* Set problem
State how many lines hold the string "object". Give the number and nothing else.

— start of Dataset records —

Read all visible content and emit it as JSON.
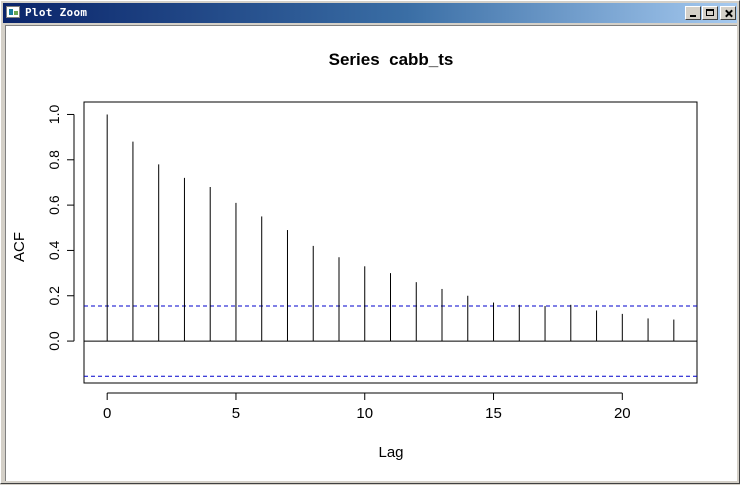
{
  "window": {
    "title": "Plot Zoom",
    "buttons": {
      "minimize": "minimize",
      "maximize": "maximize",
      "close": "close"
    }
  },
  "chart_data": {
    "type": "bar",
    "title": "Series  cabb_ts",
    "xlabel": "Lag",
    "ylabel": "ACF",
    "x": [
      0,
      1,
      2,
      3,
      4,
      5,
      6,
      7,
      8,
      9,
      10,
      11,
      12,
      13,
      14,
      15,
      16,
      17,
      18,
      19,
      20,
      21,
      22
    ],
    "values": [
      1.0,
      0.88,
      0.78,
      0.72,
      0.68,
      0.61,
      0.55,
      0.49,
      0.42,
      0.37,
      0.33,
      0.3,
      0.26,
      0.23,
      0.2,
      0.17,
      0.16,
      0.155,
      0.16,
      0.135,
      0.12,
      0.1,
      0.095
    ],
    "confidence_bound": 0.155,
    "xlim": [
      -0.9,
      22.9
    ],
    "ylim": [
      -0.185,
      1.055
    ],
    "xticks": [
      "0",
      "5",
      "10",
      "15",
      "20"
    ],
    "yticks": [
      "0.0",
      "0.2",
      "0.4",
      "0.6",
      "0.8",
      "1.0"
    ],
    "colors": {
      "bars": "#000000",
      "bounds": "#0000cc",
      "zero_line": "#000000"
    },
    "grid": false
  }
}
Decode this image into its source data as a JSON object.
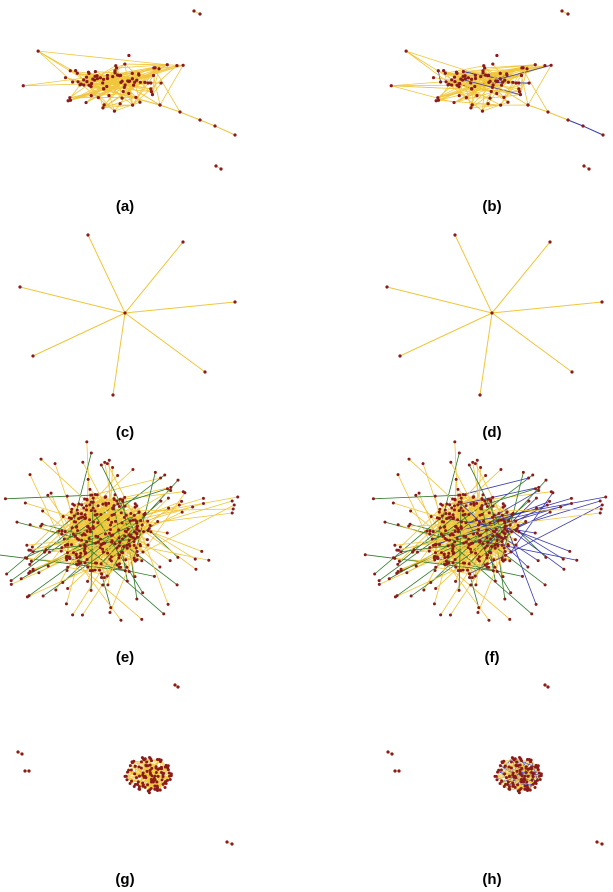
{
  "panels": [
    {
      "label": "(a)"
    },
    {
      "label": "(b)"
    },
    {
      "label": "(c)"
    },
    {
      "label": "(d)"
    },
    {
      "label": "(e)"
    },
    {
      "label": "(f)"
    },
    {
      "label": "(g)"
    },
    {
      "label": "(h)"
    }
  ]
}
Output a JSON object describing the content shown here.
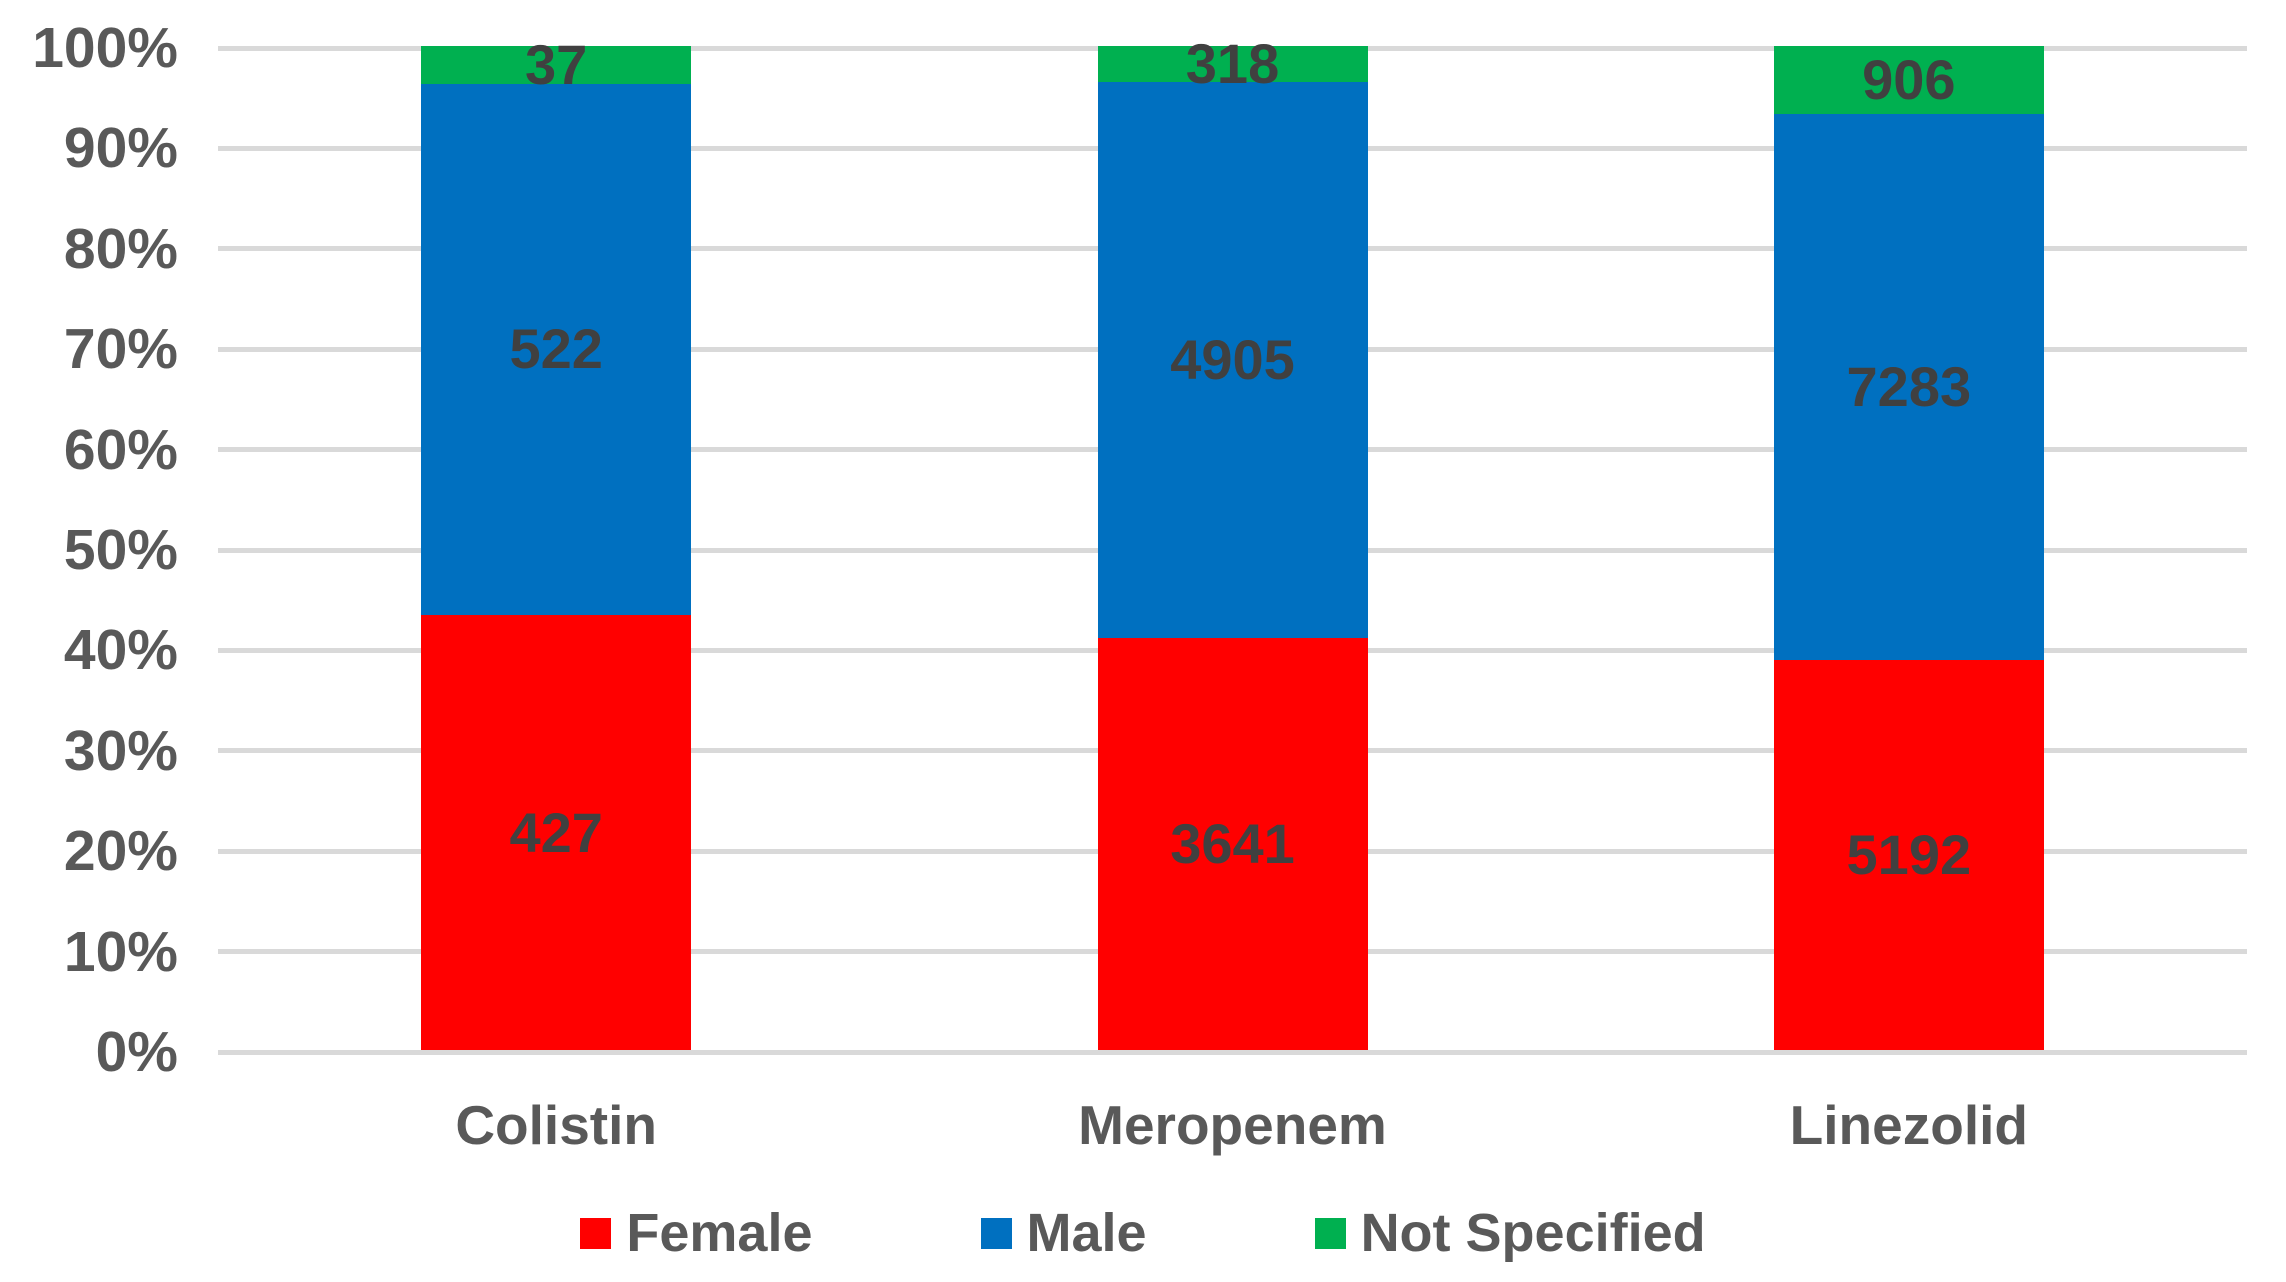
{
  "chart_data": {
    "type": "bar",
    "variant": "100%-stacked-column",
    "title": "",
    "xlabel": "",
    "ylabel": "",
    "grid": true,
    "categories": [
      "Colistin",
      "Meropenem",
      "Linezolid"
    ],
    "series": [
      {
        "name": "Female",
        "color": "#FF0000",
        "values": [
          427,
          3641,
          5192
        ]
      },
      {
        "name": "Male",
        "color": "#0070C0",
        "values": [
          522,
          4905,
          7283
        ]
      },
      {
        "name": "Not Specified",
        "color": "#00B050",
        "values": [
          37,
          318,
          906
        ]
      }
    ],
    "y_axis": {
      "min": 0,
      "max": 100,
      "unit": "%",
      "tick_labels": [
        "0%",
        "10%",
        "20%",
        "30%",
        "40%",
        "50%",
        "60%",
        "70%",
        "80%",
        "90%",
        "100%"
      ]
    },
    "legend": {
      "position": "bottom",
      "entries": [
        {
          "label": "Female",
          "color": "#FF0000"
        },
        {
          "label": "Male",
          "color": "#0070C0"
        },
        {
          "label": "Not Specified",
          "color": "#00B050"
        }
      ]
    }
  },
  "colors": {
    "background": "#FFFFFF",
    "gridline": "#D9D9D9",
    "axis_text": "#595959",
    "data_label_text": "#404040"
  }
}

— end of Dataset records —

* Answer below
2